▶ [Record list]:
··········

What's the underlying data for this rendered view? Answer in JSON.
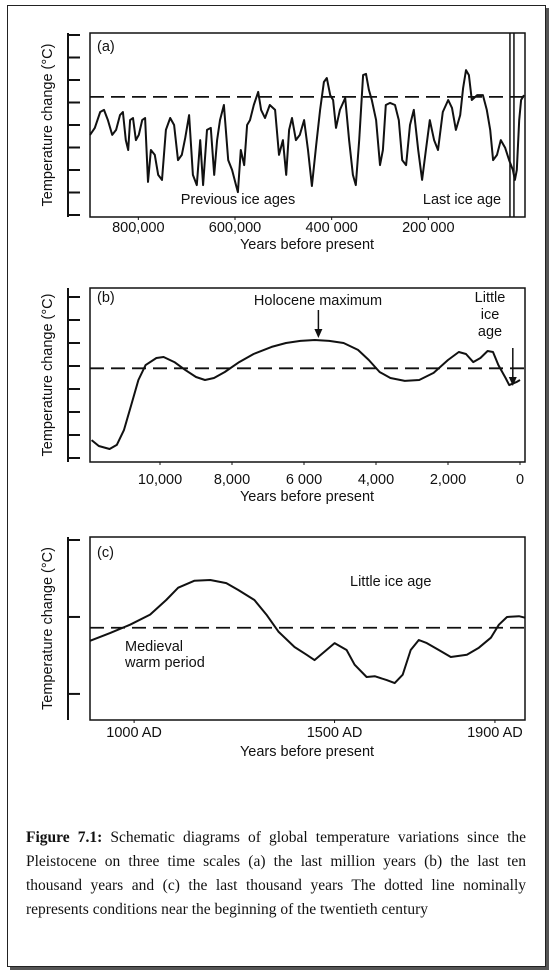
{
  "chart_data": [
    {
      "type": "line",
      "panel": "(a)",
      "ylabel": "Temperature change (°C)",
      "xlabel": "Years before present",
      "color": "#111111",
      "xlim": [
        900000,
        0
      ],
      "ylim": [
        0,
        8
      ],
      "xticks": [
        {
          "value": 800000,
          "label": "800,000"
        },
        {
          "value": 600000,
          "label": "600,000"
        },
        {
          "value": 400000,
          "label": "400 000"
        },
        {
          "value": 200000,
          "label": "200 000"
        }
      ],
      "yticks": [
        0,
        1,
        2,
        3,
        4,
        5,
        6,
        7,
        8
      ],
      "reference_y": 5.25,
      "vline_x": 27000,
      "annotations": [
        {
          "text": "Previous ice ages"
        },
        {
          "text": "Last ice age"
        }
      ],
      "x": [
        900000,
        890000,
        879000,
        871000,
        863000,
        854000,
        846000,
        838000,
        832000,
        826000,
        821000,
        817000,
        811000,
        805000,
        799000,
        792000,
        786000,
        780000,
        774000,
        766000,
        759000,
        751000,
        743000,
        734000,
        726000,
        718000,
        710000,
        703000,
        695000,
        687000,
        679000,
        672000,
        666000,
        658000,
        650000,
        643000,
        637000,
        631000,
        623000,
        614000,
        606000,
        598000,
        594000,
        588000,
        581000,
        575000,
        569000,
        561000,
        552000,
        546000,
        538000,
        528000,
        517000,
        509000,
        501000,
        494000,
        488000,
        482000,
        474000,
        466000,
        457000,
        449000,
        441000,
        432000,
        424000,
        416000,
        410000,
        403000,
        397000,
        391000,
        383000,
        372000,
        364000,
        356000,
        350000,
        343000,
        335000,
        329000,
        323000,
        317000,
        308000,
        300000,
        294000,
        288000,
        279000,
        269000,
        261000,
        254000,
        246000,
        238000,
        230000,
        221000,
        213000,
        205000,
        197000,
        188000,
        180000,
        170000,
        159000,
        151000,
        143000,
        134000,
        128000,
        122000,
        116000,
        110000,
        99000,
        87000,
        79000,
        72000,
        66000,
        58000,
        50000,
        41000,
        33000,
        25000,
        21000,
        17000,
        12000,
        8000,
        2000
      ],
      "values": [
        3.56,
        3.87,
        4.58,
        4.67,
        4.22,
        3.56,
        3.78,
        4.44,
        4.58,
        3.33,
        2.89,
        4.22,
        4.31,
        3.33,
        3.56,
        4.22,
        4.31,
        1.47,
        2.89,
        2.67,
        1.78,
        1.56,
        3.78,
        4.31,
        4.0,
        2.44,
        2.67,
        3.42,
        4.44,
        1.78,
        1.33,
        3.33,
        1.33,
        3.78,
        3.87,
        1.78,
        3.33,
        4.22,
        4.89,
        2.44,
        2.0,
        1.33,
        1.02,
        2.89,
        2.22,
        4.0,
        4.22,
        4.89,
        5.47,
        4.67,
        4.31,
        4.89,
        4.67,
        2.67,
        3.33,
        1.78,
        3.78,
        4.31,
        3.33,
        3.56,
        4.22,
        2.89,
        1.29,
        3.11,
        4.67,
        5.91,
        6.09,
        5.33,
        5.11,
        3.87,
        4.67,
        5.2,
        3.33,
        1.78,
        1.33,
        3.33,
        6.22,
        6.27,
        5.56,
        5.11,
        4.22,
        2.22,
        2.89,
        4.89,
        4.98,
        4.89,
        4.22,
        2.44,
        2.22,
        4.0,
        4.67,
        2.89,
        1.56,
        2.89,
        4.22,
        3.33,
        2.89,
        4.58,
        5.11,
        4.76,
        3.78,
        4.44,
        5.64,
        6.44,
        6.22,
        5.11,
        5.33,
        5.33,
        4.67,
        3.78,
        2.44,
        2.67,
        3.33,
        2.98,
        2.44,
        2.0,
        1.56,
        2.0,
        4.22,
        5.11,
        5.33
      ]
    },
    {
      "type": "line",
      "panel": "(b)",
      "ylabel": "Temperature change (°C)",
      "xlabel": "Years before present",
      "color": "#111111",
      "xlim": [
        12000,
        0
      ],
      "ylim": [
        0,
        7
      ],
      "xticks": [
        {
          "value": 10000,
          "label": "10,000"
        },
        {
          "value": 8000,
          "label": "8,000"
        },
        {
          "value": 6000,
          "label": "6 000"
        },
        {
          "value": 4000,
          "label": "4,000"
        },
        {
          "value": 2000,
          "label": "2,000"
        },
        0
      ],
      "yticks": [
        0,
        1,
        2,
        3,
        4,
        5,
        6,
        7
      ],
      "reference_y": 3.9,
      "annotations": [
        {
          "text": "Holocene maximum",
          "x": 5600
        },
        {
          "lines": [
            "Little",
            "ice",
            "age"
          ],
          "x": 200
        }
      ],
      "x": [
        11900,
        11700,
        11400,
        11200,
        11000,
        10800,
        10600,
        10400,
        10100,
        9900,
        9600,
        9300,
        9000,
        8750,
        8500,
        8200,
        7800,
        7400,
        6900,
        6500,
        6100,
        5700,
        5300,
        4900,
        4500,
        4200,
        3900,
        3600,
        3200,
        2800,
        2400,
        2000,
        1700,
        1500,
        1300,
        1100,
        900,
        750,
        600,
        400,
        300,
        100,
        0
      ],
      "values": [
        0.78,
        0.52,
        0.39,
        0.57,
        1.22,
        2.3,
        3.39,
        4.04,
        4.35,
        4.39,
        4.17,
        3.83,
        3.52,
        3.39,
        3.48,
        3.74,
        4.17,
        4.52,
        4.83,
        5.0,
        5.09,
        5.13,
        5.09,
        5.0,
        4.7,
        4.26,
        3.74,
        3.48,
        3.35,
        3.39,
        3.7,
        4.26,
        4.61,
        4.52,
        4.17,
        4.35,
        4.65,
        4.61,
        4.04,
        3.48,
        3.17,
        3.3,
        3.39
      ]
    },
    {
      "type": "line",
      "panel": "(c)",
      "ylabel": "Temperature change (°C)",
      "xlabel": "Years before present",
      "color": "#111111",
      "xlim": [
        890,
        1975
      ],
      "ylim": [
        -0.3,
        2
      ],
      "xticks": [
        {
          "value": 1000,
          "label": "1000 AD"
        },
        {
          "value": 1500,
          "label": "1500 AD"
        },
        {
          "value": 1900,
          "label": "1900 AD"
        }
      ],
      "yticks": [
        0,
        1,
        2
      ],
      "reference_y": 0.86,
      "annotations": [
        {
          "text": "Little ice age"
        },
        {
          "lines": [
            "Medieval",
            "warm period"
          ]
        }
      ],
      "x": [
        890,
        940,
        990,
        1040,
        1080,
        1110,
        1150,
        1190,
        1230,
        1260,
        1300,
        1330,
        1360,
        1400,
        1430,
        1450,
        1480,
        1500,
        1530,
        1550,
        1580,
        1600,
        1630,
        1650,
        1670,
        1690,
        1710,
        1730,
        1760,
        1790,
        1830,
        1860,
        1890,
        1910,
        1930,
        1960,
        1975
      ],
      "values": [
        0.69,
        0.79,
        0.9,
        1.03,
        1.22,
        1.38,
        1.47,
        1.48,
        1.44,
        1.35,
        1.22,
        1.03,
        0.81,
        0.61,
        0.51,
        0.44,
        0.57,
        0.66,
        0.57,
        0.38,
        0.22,
        0.23,
        0.18,
        0.14,
        0.25,
        0.57,
        0.7,
        0.66,
        0.57,
        0.48,
        0.51,
        0.6,
        0.73,
        0.9,
        1.0,
        1.01,
        0.99
      ]
    }
  ],
  "caption": {
    "label": "Figure 7.1:",
    "text": "Schematic diagrams of global temperature variations since the Pleistocene on three time scales (a) the last million years (b) the last ten thousand years and (c) the last thousand years The dotted line nominally represents conditions near the beginning of the twentieth century"
  }
}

··········

▶ [Directive]:
Locate the lines above that contain "text" and copy them.

▶ [Output for this exercise]:
          "text": "Previous ice ages"
          "text": "Last ice age"
          "text": "Holocene maximum",
          "text": "Little ice age"
    "text": "Schematic diagrams of global temperature variations since the Pleistocene on three time scales (a) the last million years (b) the last ten thousand years and (c) the last thousand years The dotted line nominally represents conditions near the beginning of the twentieth century"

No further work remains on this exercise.